§ **Tasks to perform**
a) In the passage on Lebanon's economy, how much do Lebanese expatriates in the Gulf send home in remittances each year?
b) Rewrite the passage on Lebanon's economy from "Annual exports to" to "Bank Audi said.", changing "expatriates" to "emigrants".
c) Continue the passage on Lebanon's economy from the point where it ends.

§ **Page**
════════════════════
Annual exports to GCC countries total $1 billion and represent 30 percent of overall exports. Nearly 380,000 Lebanese expatriates working in the Gulf region send each year $3 billion in remittances which is equivalent to almost half the total of remittance inflows. More than 200,000 GCC tourists visit Lebanon annually.

“In the hope that such a diplomatic crisis settles in a peaceful manner, there is no doubt that it will leave severe imprints on a nation already in deep crisis and searching for a much needed exit to lessen the huge economic pressures on its population at large,” Bank Audi said.

Regarding economic performance, the report said that positive real GDP growth could materialize if an agreement is reached with the IMF, serious reforms are implemented, and international assistance is secured. “The success of the new Cabinet looking forward depends on the launch of serious structural, fiscal and financial reforms, a full-fledge program with the IMF (with the Fund acting as a watchdog over reform implementation) and the materialization of international assistance for Lebanon (given the leverage the IMF has over foreign donors at large),” the bank said. The low GDP base will impact the growth rate which will be fully driven by private consumption and investment demand. It will ultimately contribute to a relative improvement in socioeconomic conditions.
════════════════════
§ **Records supplied**
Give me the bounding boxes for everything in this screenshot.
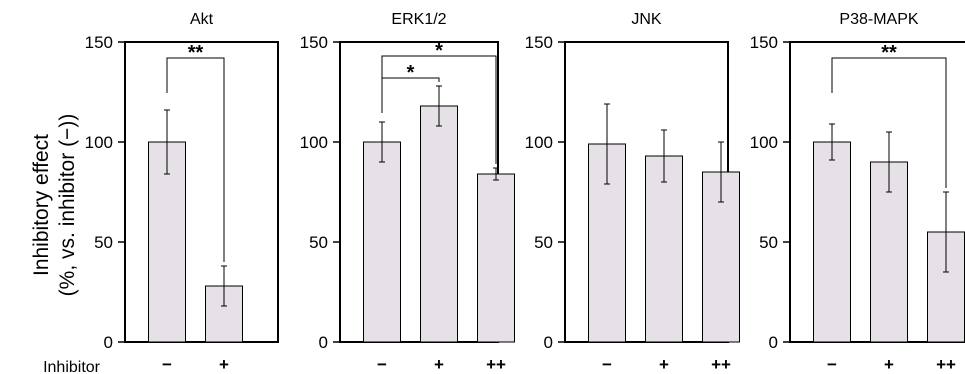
category-label: + <box>884 355 894 374</box>
significance-bracket <box>166 57 225 262</box>
significance-bracket <box>381 77 440 113</box>
y-tick-label: 50 <box>759 233 778 252</box>
bar <box>148 141 186 343</box>
y-tick-label: 0 <box>544 333 553 352</box>
significance-bracket <box>381 55 497 164</box>
chart-title: JNK <box>631 11 662 28</box>
category-label: − <box>602 355 612 374</box>
chart-title: ERK1/2 <box>391 11 446 28</box>
bar <box>645 155 683 343</box>
category-label: − <box>162 355 172 374</box>
y-axis-title: Inhibitory effect (%, vs. inhibitor (−)) <box>30 114 79 297</box>
y-axis-title-line1: Inhibitory effect <box>30 134 53 276</box>
category-label: − <box>377 355 387 374</box>
y-tick-label: 0 <box>104 333 113 352</box>
bar <box>420 105 458 343</box>
category-label: + <box>434 355 444 374</box>
category-label: + <box>219 355 229 374</box>
y-tick-label: 150 <box>750 33 778 52</box>
significance-label: * <box>407 62 415 84</box>
y-tick-label: 100 <box>300 133 328 152</box>
y-tick-label: 150 <box>525 33 553 52</box>
significance-label: ** <box>188 42 204 64</box>
significance-bracket <box>831 57 947 188</box>
y-tick-label: 150 <box>85 33 113 52</box>
category-label: ++ <box>936 355 956 374</box>
y-tick-label: 50 <box>309 233 328 252</box>
y-tick-label: 100 <box>525 133 553 152</box>
chart-panel: Akt 0 50 100 150 − + ** <box>85 11 279 374</box>
inhibitor-row-label: Inhibitor <box>43 359 101 374</box>
chart-title: Akt <box>190 11 214 28</box>
y-tick-label: 0 <box>769 333 778 352</box>
category-label: − <box>827 355 837 374</box>
significance-label: * <box>435 40 443 62</box>
y-tick-label: 100 <box>750 133 778 152</box>
y-tick-label: 50 <box>94 233 113 252</box>
significance-label: ** <box>881 42 897 64</box>
y-tick-label: 0 <box>319 333 328 352</box>
y-tick-label: 50 <box>534 233 553 252</box>
category-label: ++ <box>486 355 506 374</box>
bar <box>363 141 401 343</box>
y-tick-label: 150 <box>300 33 328 52</box>
y-tick-label: 100 <box>85 133 113 152</box>
y-axis-title-line2: (%, vs. inhibitor (−)) <box>56 114 79 297</box>
bar <box>477 173 515 343</box>
bar <box>813 141 851 343</box>
category-label: + <box>659 355 669 374</box>
plot-frame <box>124 41 279 343</box>
category-label: ++ <box>711 355 731 374</box>
chart-title: P38-MAPK <box>839 11 918 28</box>
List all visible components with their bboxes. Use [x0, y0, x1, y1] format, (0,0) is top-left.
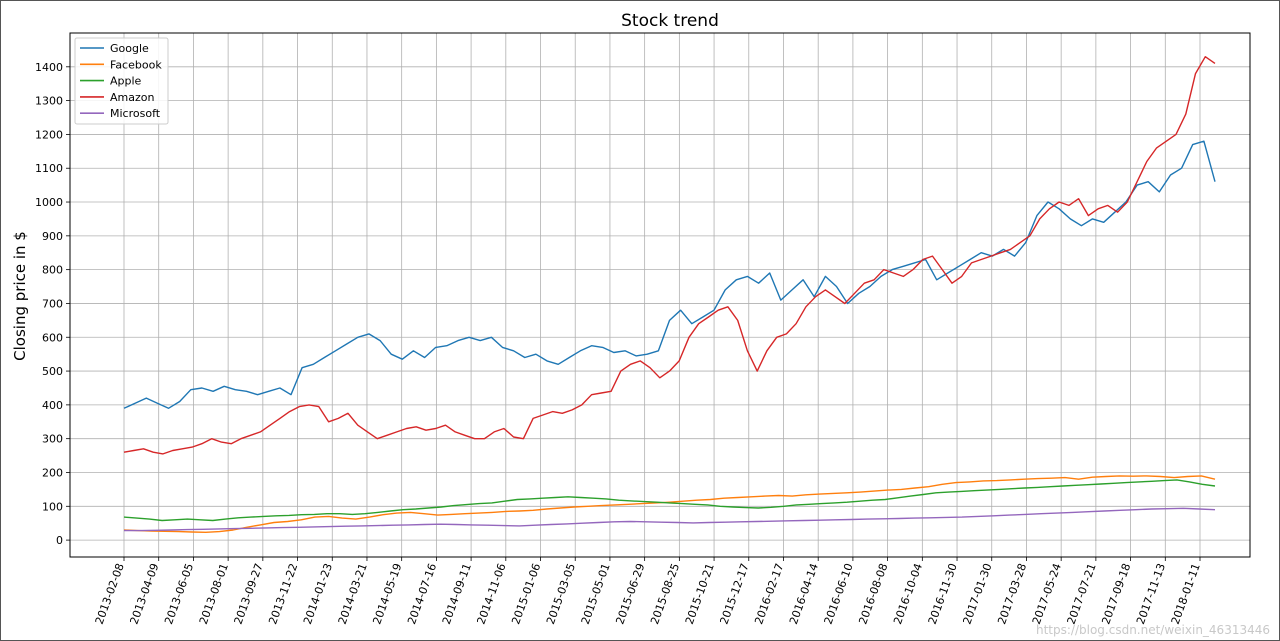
x-tick-label: 2015-10-21 [683, 562, 717, 627]
y-tick-label: 900 [42, 230, 63, 243]
x-tick-label: 2013-02-08 [93, 562, 127, 627]
y-tick-label: 500 [42, 365, 63, 378]
y-tick-label: 1000 [35, 196, 63, 209]
x-tick-label: 2016-06-10 [822, 562, 856, 627]
x-tick-label: 2014-07-16 [405, 562, 439, 627]
x-tick-label: 2017-07-21 [1065, 562, 1099, 627]
y-tick-label: 100 [42, 500, 63, 513]
y-tick-label: 400 [42, 399, 63, 412]
x-tick-label: 2014-09-11 [440, 562, 474, 627]
x-tick-label: 2014-05-19 [370, 562, 404, 627]
y-tick-label: 700 [42, 297, 63, 310]
x-tick-label: 2013-08-01 [197, 562, 231, 627]
x-tick-label: 2017-03-28 [995, 562, 1029, 627]
y-tick-label: 1300 [35, 95, 63, 108]
y-tick-label: 600 [42, 331, 63, 344]
grid-lines [70, 33, 1250, 557]
x-tick-label: 2017-05-24 [1030, 562, 1064, 627]
legend-box [74, 37, 169, 125]
x-tick-label: 2014-03-21 [336, 562, 370, 627]
x-tick-label: 2016-10-04 [891, 562, 925, 627]
x-tick-label: 2016-11-30 [926, 562, 960, 627]
plot-area-frame [69, 32, 1251, 558]
x-tick-label: 2013-11-22 [266, 562, 300, 627]
x-tick-label: 2017-01-30 [960, 562, 994, 627]
legend-label: Facebook [110, 58, 162, 71]
x-tick-label: 2016-08-08 [856, 562, 890, 627]
y-tick-label: 0 [56, 534, 63, 547]
series-line-microsoft [124, 507, 1216, 532]
chart-title: Stock trend [621, 11, 719, 31]
x-tick-label: 2015-06-29 [613, 562, 647, 627]
x-tick-label: 2017-11-13 [1134, 562, 1168, 627]
series-line-google [123, 140, 1216, 409]
x-tick-label: 2016-04-14 [787, 562, 821, 627]
y-tick-label: 1100 [35, 162, 63, 175]
x-tick-label: 2017-09-18 [1099, 562, 1133, 627]
x-tick-label: 2014-11-06 [475, 562, 509, 627]
x-tick-label: 2015-03-05 [544, 562, 578, 627]
y-axis-label: Closing price in $ [11, 231, 29, 361]
axes: 0 100 200 300 400 500 600 700 800 900 1000 1100 1200… [35, 32, 1251, 627]
x-tick-label: 2015-05-01 [579, 562, 613, 627]
watermark-text: https://blog.csdn.net/weixin_46313446 [1035, 623, 1270, 637]
x-tick-label: 2013-06-05 [162, 562, 196, 627]
x-tick-label: 2013-09-27 [232, 562, 266, 627]
series-line-apple [123, 479, 1216, 522]
x-tick-label: 2013-04-09 [127, 562, 161, 627]
x-tick-label: 2014-01-23 [301, 562, 335, 627]
y-tick-label: 800 [42, 264, 63, 277]
legend-label: Apple [110, 75, 142, 88]
series-lines [123, 56, 1216, 533]
series-line-facebook [123, 475, 1216, 533]
x-tick-label: 2015-01-06 [509, 562, 543, 627]
y-tick-label: 300 [42, 433, 63, 446]
legend: Google Facebook Apple Amazon Microsoft [74, 37, 169, 125]
x-tick-label: 2018-01-11 [1169, 562, 1203, 627]
series-line-amazon [123, 56, 1216, 455]
x-tick-label: 2015-08-25 [648, 562, 682, 627]
x-tick-label: 2015-12-17 [718, 562, 752, 627]
legend-label: Google [110, 42, 149, 55]
y-tick-label: 1400 [35, 61, 63, 74]
y-tick-label: 200 [42, 466, 63, 479]
legend-label: Microsoft [110, 107, 161, 120]
legend-label: Amazon [110, 91, 154, 104]
y-tick-label: 1200 [35, 128, 63, 141]
x-tick-label: 2016-02-17 [752, 562, 786, 627]
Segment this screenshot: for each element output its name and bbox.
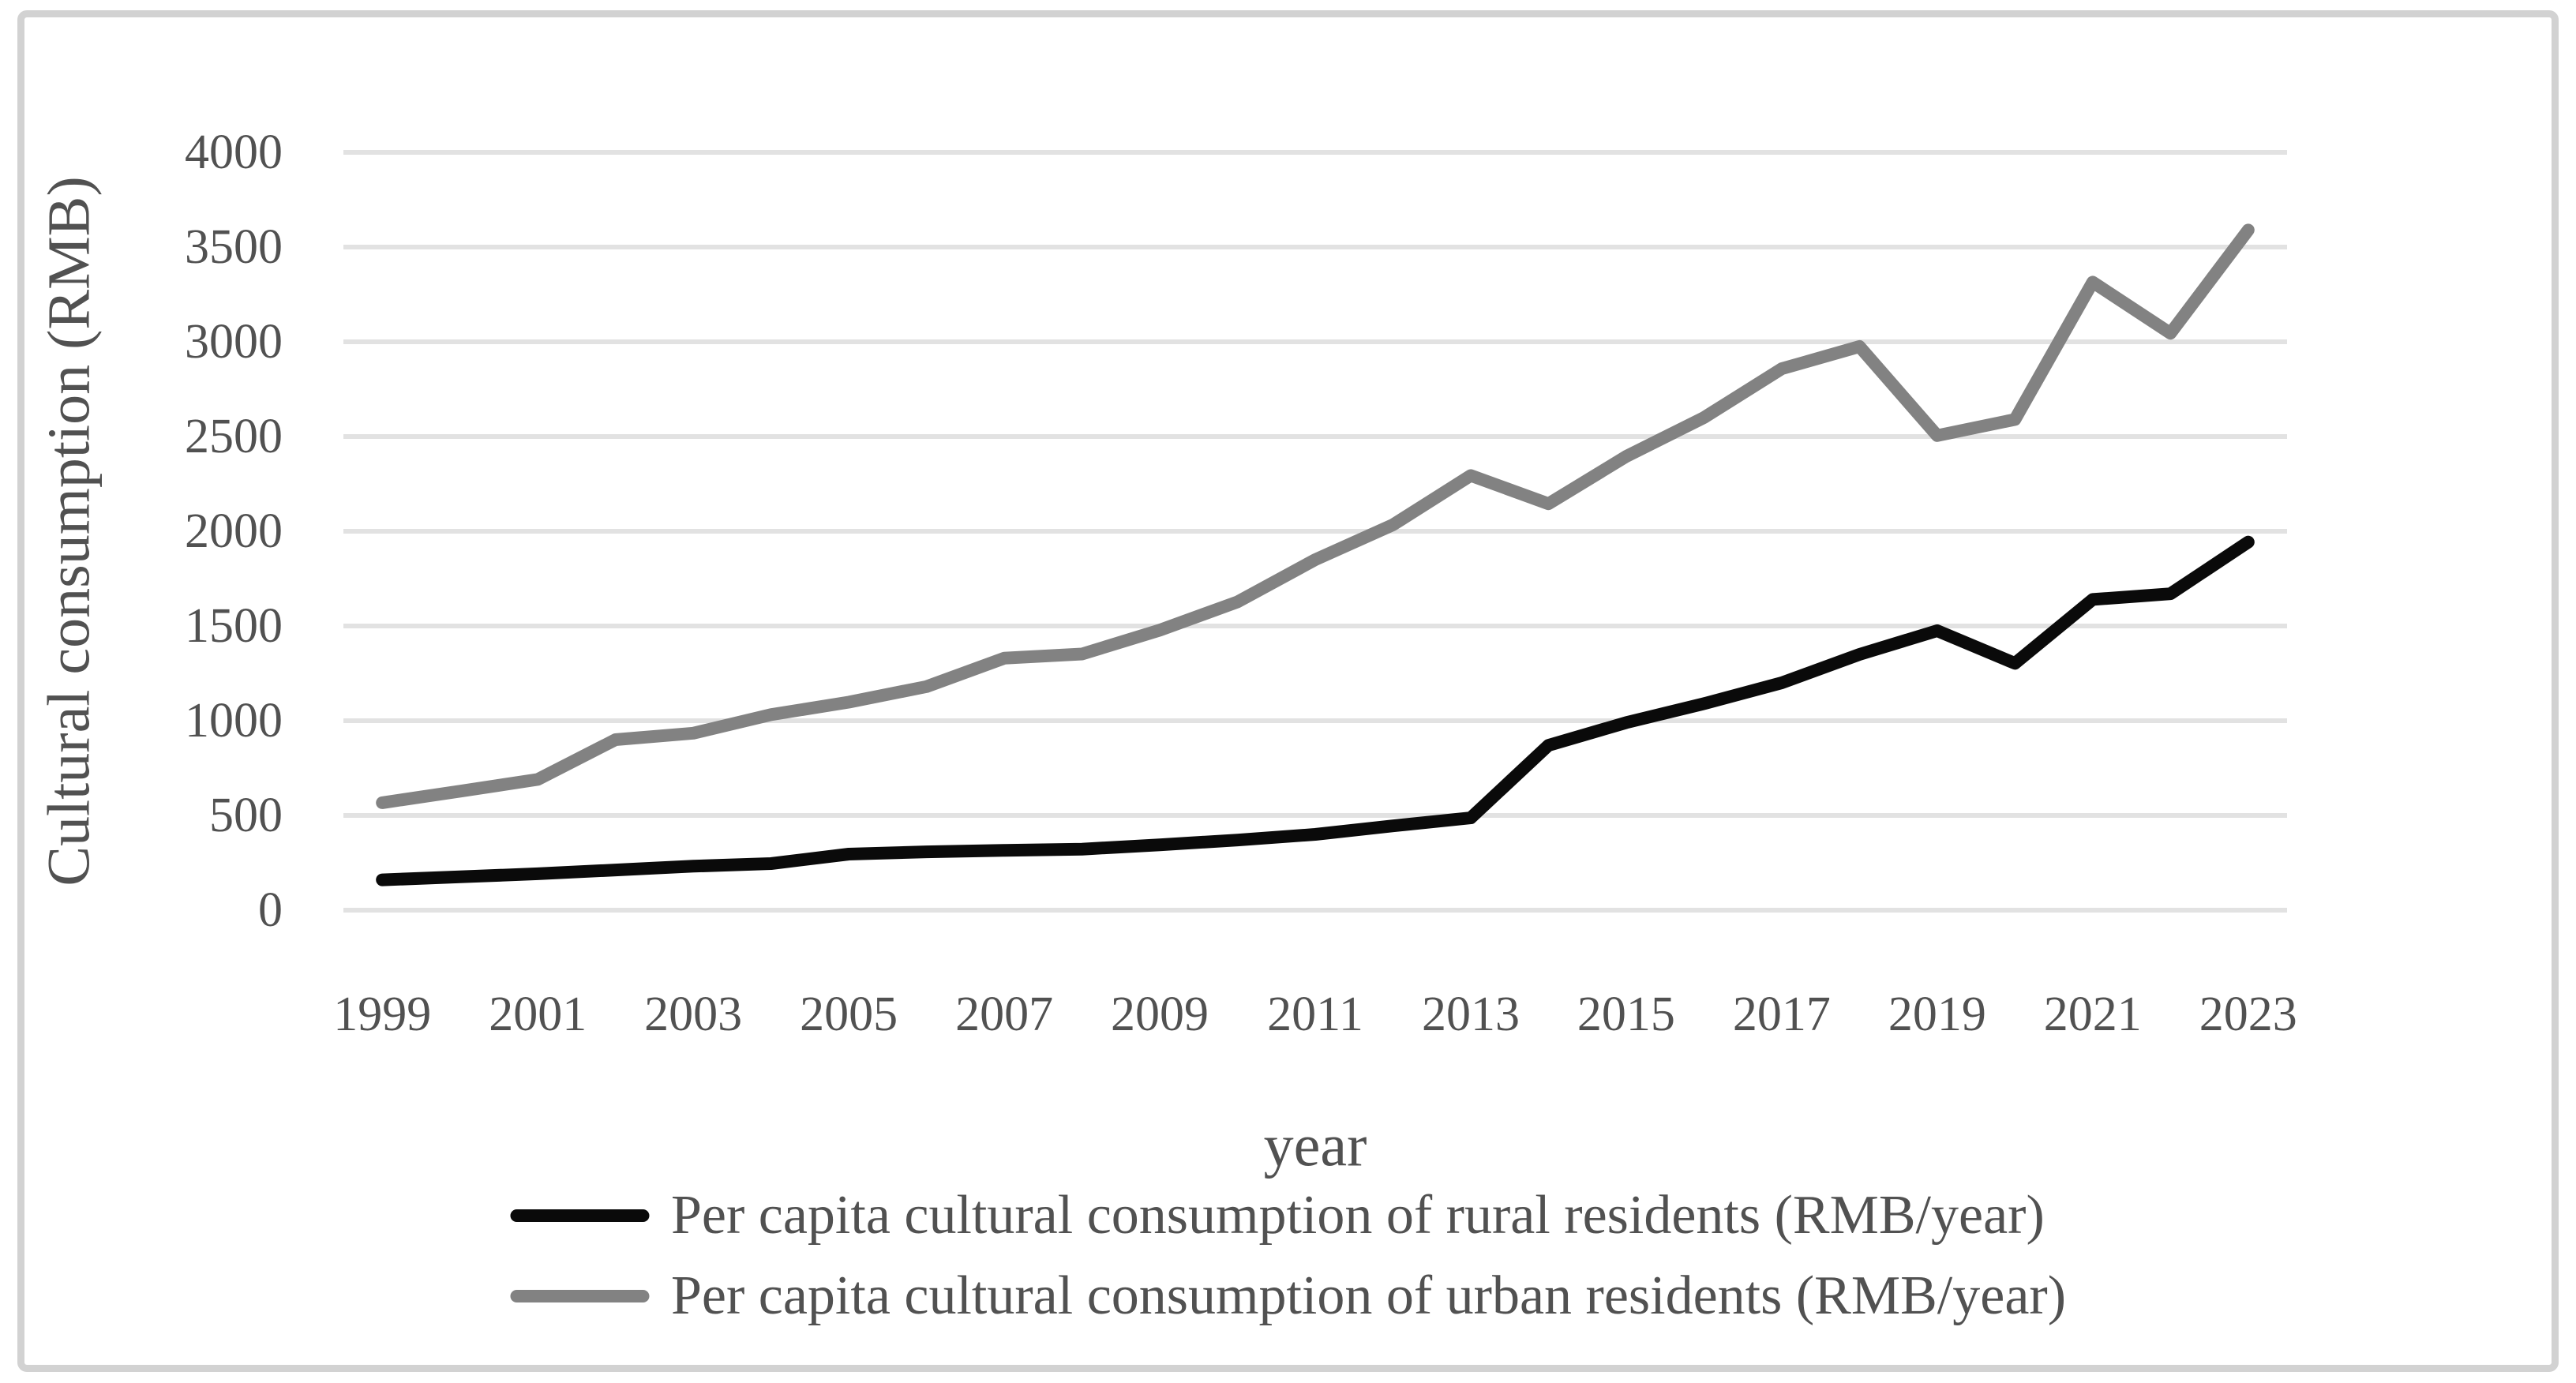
gridline-2500 <box>343 434 2287 439</box>
y-tick-label-2000: 2000 <box>185 504 283 558</box>
legend: Per capita cultural consumption of rural… <box>509 1182 2067 1329</box>
x-axis-title: year <box>1263 1112 1367 1179</box>
x-tick-label-2007: 2007 <box>955 988 1054 1041</box>
x-tick-label-2003: 2003 <box>644 988 743 1041</box>
x-tick-label-2011: 2011 <box>1267 988 1363 1041</box>
x-tick-label-2013: 2013 <box>1421 988 1520 1041</box>
y-tick-label-3500: 3500 <box>185 220 283 274</box>
gridline-1000 <box>343 718 2287 723</box>
y-tick-label-500: 500 <box>209 789 283 842</box>
urban-series-line <box>376 223 2255 809</box>
legend-item-urban: Per capita cultural consumption of urban… <box>509 1263 2067 1329</box>
x-tick-label-1999: 1999 <box>333 988 432 1041</box>
plot-area <box>376 223 2255 886</box>
x-tick-label-2001: 2001 <box>489 988 587 1041</box>
gridline-2000 <box>343 529 2287 534</box>
gridline-4000 <box>343 150 2287 155</box>
y-tick-label-4000: 4000 <box>185 126 283 179</box>
x-tick-label-2005: 2005 <box>800 988 898 1041</box>
urban-line-swatch <box>509 1290 649 1302</box>
legend-label-urban: Per capita cultural consumption of urban… <box>670 1265 2067 1326</box>
gridline-3500 <box>343 245 2287 249</box>
x-tick-label-2017: 2017 <box>1732 988 1831 1041</box>
gridline-500 <box>343 813 2287 818</box>
gridline-1500 <box>343 624 2287 628</box>
y-tick-label-1500: 1500 <box>185 599 283 653</box>
legend-item-rural: Per capita cultural consumption of rural… <box>509 1182 2066 1249</box>
y-tick-label-0: 0 <box>258 883 283 937</box>
rural-line-swatch <box>509 1209 649 1222</box>
legend-label-rural: Per capita cultural consumption of rural… <box>670 1185 2045 1246</box>
y-tick-label-2500: 2500 <box>185 410 283 463</box>
y-tick-label-1000: 1000 <box>185 694 283 748</box>
gridline-3000 <box>343 339 2287 344</box>
x-tick-label-2021: 2021 <box>2043 988 2142 1041</box>
y-axis-title: Cultural consumption (RMB) <box>36 176 103 886</box>
x-tick-label-2019: 2019 <box>1888 988 1986 1041</box>
y-tick-label-3000: 3000 <box>185 315 283 369</box>
rural-series-line <box>376 535 2255 886</box>
x-tick-label-2009: 2009 <box>1111 988 1209 1041</box>
gridline-0 <box>343 908 2287 913</box>
x-tick-label-2015: 2015 <box>1577 988 1675 1041</box>
x-tick-label-2023: 2023 <box>2199 988 2297 1041</box>
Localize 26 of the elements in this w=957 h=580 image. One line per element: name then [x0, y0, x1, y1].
════════════════════
§ **Answer set**
a) $3 billion

b)
Annual exports to GCC countries total $1 billion and represent 30 percent of overall exports. Nearly 380,000 Lebanese emigrants working in the Gulf region send each year $3 billion in remittances which is equivalent to almost half the total of remittance inflows. More than 200,000 GCC tourists visit Lebanon annually.

“In the hope that such a diplomatic crisis settles in a peaceful manner, there is no doubt that it will leave severe imprints on a nation already in deep crisis and searching for a much needed exit to lessen the huge economic pressures on its population at large,” Bank Audi said.

c)
For an IMF program to be successful, certain conditions must be met, according to the report. These prerequisites include agreeing on the amount of losses caused by the crisis and their distribution on different economic agents, ensuring that the capital control law is ratified, unifying the different exchange rates, preparing a budget with a targeted deficit that does not exceed two percent of GDP, reforming the electricity sector, and adjusting the banking sector to enhance its governance and its ability to withstand pressures.

Concerning the distribution of losses, Bank Audi said that the State should bear a significant portion of the losses because it is responsible for the current conundrum. The banking sector also has to assume its share provided it maintains a minimum level of equity ranging between $7 billion and $8 billion after taking all the losses. In line with international capitalization standards, equity must not represent less than 15 percent of restructured assets.

“The minimum level of equity is crucial to enable the sector to support a recovery plan for the country that would be based on a sound macro picture, a sound banking sector and a sound confidence level that needs to be regained back. We need to both recapitalize the banking sector and reduce its size to sustainable size relative to the size of the economy (an asset-to-GDP ratio not exceeding 150 percent),” Bank Audi said.